What is being asked — Scan the records for the word "clicking". Copy each line that includes it.

Recorded data —
* START *

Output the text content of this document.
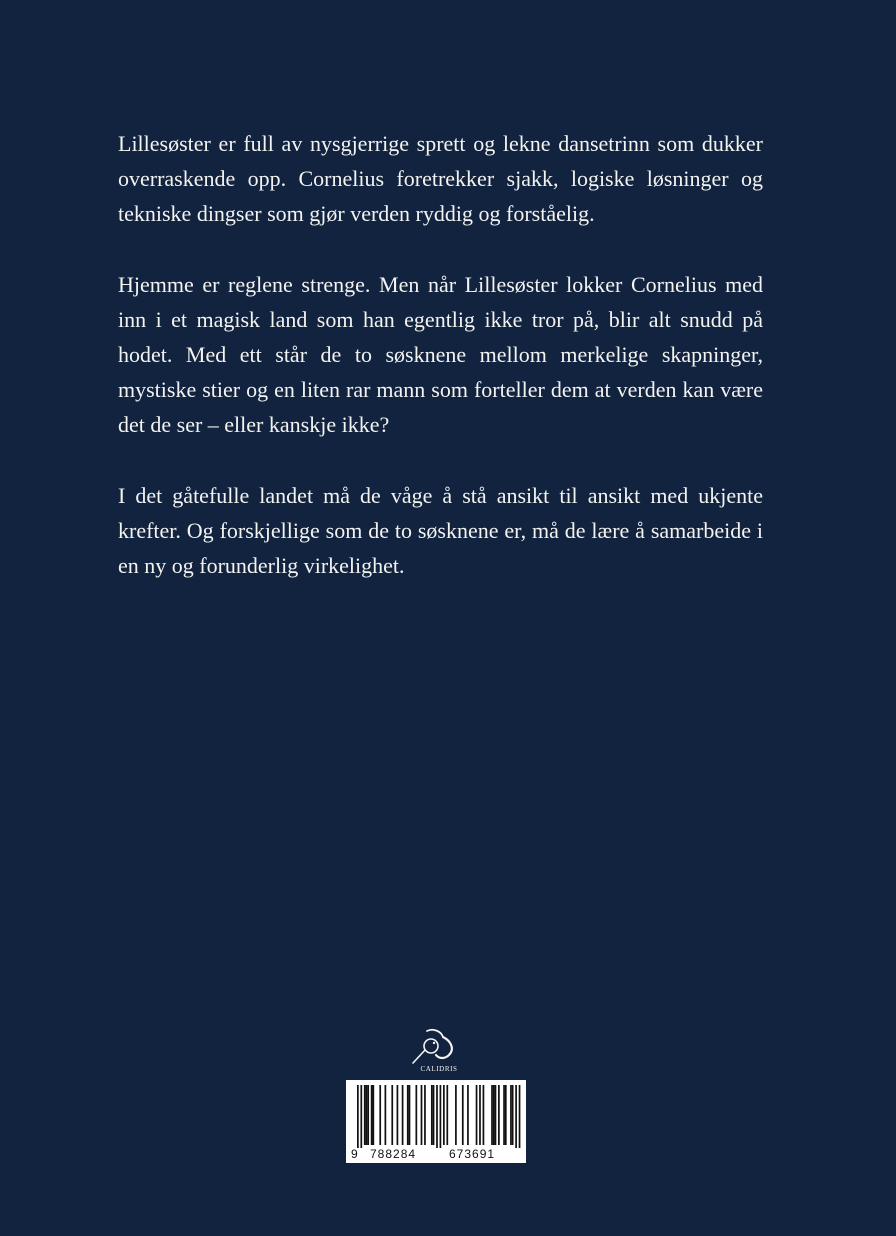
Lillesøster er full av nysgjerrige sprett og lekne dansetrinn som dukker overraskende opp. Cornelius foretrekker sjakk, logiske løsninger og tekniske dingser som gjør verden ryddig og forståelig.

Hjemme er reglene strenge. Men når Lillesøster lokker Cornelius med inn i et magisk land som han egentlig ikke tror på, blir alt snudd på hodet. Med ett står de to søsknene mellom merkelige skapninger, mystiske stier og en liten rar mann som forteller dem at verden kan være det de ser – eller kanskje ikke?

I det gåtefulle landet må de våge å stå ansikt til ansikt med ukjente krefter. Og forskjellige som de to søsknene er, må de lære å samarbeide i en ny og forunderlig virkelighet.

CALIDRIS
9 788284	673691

* END *
* START *

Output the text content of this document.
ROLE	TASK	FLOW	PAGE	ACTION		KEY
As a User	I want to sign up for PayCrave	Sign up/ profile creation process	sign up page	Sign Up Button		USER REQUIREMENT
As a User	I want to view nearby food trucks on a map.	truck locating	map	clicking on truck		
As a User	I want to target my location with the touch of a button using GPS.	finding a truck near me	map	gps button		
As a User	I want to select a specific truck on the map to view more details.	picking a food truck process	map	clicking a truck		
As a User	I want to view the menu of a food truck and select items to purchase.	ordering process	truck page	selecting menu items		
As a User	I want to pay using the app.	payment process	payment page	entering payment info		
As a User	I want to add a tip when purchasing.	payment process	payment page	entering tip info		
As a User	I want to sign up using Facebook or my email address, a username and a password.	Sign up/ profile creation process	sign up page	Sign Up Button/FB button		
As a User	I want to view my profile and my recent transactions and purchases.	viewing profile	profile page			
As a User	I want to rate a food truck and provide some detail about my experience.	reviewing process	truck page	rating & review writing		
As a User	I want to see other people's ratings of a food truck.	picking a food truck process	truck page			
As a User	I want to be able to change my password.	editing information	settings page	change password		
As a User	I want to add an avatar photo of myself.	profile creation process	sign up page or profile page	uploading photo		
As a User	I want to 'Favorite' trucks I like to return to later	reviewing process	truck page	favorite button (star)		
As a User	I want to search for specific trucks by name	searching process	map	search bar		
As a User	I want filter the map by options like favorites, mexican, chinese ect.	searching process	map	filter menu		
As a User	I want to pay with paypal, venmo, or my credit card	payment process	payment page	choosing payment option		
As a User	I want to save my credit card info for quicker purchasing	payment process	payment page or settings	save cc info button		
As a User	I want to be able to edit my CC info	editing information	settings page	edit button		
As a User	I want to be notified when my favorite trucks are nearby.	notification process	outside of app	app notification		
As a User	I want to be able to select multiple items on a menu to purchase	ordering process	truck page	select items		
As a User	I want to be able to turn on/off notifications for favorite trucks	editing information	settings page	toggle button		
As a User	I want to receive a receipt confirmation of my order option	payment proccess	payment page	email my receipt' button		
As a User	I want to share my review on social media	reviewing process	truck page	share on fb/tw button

* END *
* START *

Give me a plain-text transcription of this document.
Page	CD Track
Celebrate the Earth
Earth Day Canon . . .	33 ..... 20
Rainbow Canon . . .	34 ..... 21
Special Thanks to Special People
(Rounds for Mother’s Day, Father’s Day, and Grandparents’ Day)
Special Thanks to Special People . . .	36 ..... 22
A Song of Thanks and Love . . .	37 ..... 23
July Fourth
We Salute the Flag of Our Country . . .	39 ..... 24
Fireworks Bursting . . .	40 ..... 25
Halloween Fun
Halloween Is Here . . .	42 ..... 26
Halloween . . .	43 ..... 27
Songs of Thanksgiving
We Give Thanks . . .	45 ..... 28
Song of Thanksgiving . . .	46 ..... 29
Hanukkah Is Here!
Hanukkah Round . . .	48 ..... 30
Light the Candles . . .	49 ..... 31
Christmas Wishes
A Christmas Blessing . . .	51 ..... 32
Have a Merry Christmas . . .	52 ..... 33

* END *

Answer to the exercise —
As a User	I want to view nearby food trucks on a map.	truck locating	map	clicking on truck		
As a User	I want to select a specific truck on the map to view more details.	picking a food truck process	map	clicking a truck		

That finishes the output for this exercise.